┌─ Information

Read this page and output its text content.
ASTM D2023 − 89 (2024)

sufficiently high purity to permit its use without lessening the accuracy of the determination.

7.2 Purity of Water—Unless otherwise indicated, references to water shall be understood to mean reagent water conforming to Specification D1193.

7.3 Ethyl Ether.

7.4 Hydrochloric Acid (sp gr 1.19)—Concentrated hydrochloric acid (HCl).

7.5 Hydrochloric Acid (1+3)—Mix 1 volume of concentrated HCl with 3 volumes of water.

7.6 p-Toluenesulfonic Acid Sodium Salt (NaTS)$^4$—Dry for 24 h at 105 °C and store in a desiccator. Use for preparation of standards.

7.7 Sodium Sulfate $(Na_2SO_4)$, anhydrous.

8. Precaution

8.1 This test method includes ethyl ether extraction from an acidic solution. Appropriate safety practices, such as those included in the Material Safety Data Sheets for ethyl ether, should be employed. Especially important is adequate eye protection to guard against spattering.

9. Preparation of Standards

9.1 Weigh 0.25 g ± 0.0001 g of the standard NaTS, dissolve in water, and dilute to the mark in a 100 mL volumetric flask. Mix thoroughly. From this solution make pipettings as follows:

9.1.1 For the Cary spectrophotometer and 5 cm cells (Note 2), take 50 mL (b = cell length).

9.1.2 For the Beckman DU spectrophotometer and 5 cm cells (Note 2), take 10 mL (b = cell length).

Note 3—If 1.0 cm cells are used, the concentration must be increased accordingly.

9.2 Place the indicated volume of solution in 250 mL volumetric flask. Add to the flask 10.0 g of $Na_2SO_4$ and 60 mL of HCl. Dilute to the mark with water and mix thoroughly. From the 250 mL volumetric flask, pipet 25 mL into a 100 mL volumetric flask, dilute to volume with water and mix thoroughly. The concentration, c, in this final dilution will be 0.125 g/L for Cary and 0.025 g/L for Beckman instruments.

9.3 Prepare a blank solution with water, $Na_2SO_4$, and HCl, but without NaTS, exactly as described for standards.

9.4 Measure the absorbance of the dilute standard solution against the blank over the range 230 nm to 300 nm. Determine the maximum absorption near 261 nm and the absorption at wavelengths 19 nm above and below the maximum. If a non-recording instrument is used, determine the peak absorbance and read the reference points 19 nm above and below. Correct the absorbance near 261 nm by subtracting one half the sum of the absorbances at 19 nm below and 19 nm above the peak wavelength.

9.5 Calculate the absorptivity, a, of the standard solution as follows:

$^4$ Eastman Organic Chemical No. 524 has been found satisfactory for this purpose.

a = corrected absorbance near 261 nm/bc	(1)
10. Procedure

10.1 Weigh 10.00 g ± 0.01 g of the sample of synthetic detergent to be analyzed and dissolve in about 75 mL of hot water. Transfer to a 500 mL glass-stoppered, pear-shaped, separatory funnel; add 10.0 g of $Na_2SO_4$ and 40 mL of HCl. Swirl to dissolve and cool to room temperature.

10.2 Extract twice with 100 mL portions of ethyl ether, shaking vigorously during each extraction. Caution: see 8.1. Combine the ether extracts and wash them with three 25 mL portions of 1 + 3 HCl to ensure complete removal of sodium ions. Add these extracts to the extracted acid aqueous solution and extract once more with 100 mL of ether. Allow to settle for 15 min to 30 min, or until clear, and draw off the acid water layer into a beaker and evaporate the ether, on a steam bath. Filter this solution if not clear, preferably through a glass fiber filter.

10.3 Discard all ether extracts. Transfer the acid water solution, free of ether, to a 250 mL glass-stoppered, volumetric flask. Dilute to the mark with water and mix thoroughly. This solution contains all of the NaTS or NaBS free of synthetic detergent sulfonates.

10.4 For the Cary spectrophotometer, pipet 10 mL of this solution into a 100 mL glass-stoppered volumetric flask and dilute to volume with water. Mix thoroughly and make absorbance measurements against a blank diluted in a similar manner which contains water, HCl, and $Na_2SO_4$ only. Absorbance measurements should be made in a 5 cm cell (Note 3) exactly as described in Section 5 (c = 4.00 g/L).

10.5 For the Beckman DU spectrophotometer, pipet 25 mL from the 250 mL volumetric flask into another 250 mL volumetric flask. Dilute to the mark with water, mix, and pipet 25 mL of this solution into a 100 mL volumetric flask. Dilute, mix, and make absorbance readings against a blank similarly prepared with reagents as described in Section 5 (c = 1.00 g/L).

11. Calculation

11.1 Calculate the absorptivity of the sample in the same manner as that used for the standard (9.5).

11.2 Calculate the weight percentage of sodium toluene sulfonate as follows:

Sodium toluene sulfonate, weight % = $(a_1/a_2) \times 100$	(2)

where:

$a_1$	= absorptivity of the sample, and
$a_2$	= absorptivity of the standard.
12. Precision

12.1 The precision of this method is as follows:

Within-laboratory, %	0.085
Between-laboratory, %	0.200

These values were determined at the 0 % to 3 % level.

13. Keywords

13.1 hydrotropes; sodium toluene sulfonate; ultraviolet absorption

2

└─
┌─ Information

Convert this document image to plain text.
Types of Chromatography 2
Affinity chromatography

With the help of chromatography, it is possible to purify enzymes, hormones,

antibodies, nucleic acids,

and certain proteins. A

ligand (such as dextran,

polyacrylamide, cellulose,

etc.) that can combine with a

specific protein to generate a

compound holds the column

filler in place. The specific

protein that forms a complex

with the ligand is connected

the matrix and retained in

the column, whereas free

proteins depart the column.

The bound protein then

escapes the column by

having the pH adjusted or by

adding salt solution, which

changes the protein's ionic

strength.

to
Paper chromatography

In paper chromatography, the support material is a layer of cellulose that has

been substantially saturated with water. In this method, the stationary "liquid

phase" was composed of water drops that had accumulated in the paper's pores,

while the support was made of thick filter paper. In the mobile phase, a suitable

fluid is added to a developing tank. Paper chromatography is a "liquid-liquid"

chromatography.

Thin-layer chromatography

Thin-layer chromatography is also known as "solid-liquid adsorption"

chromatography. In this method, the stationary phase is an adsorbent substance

└─

Work task:
Reproduce each line of the records in which the string "support" appears.

Task result:
In paper chromatography, the support material is a layer of cellulose that has
while the support was made of thick filter paper. In the mobile phase, a suitable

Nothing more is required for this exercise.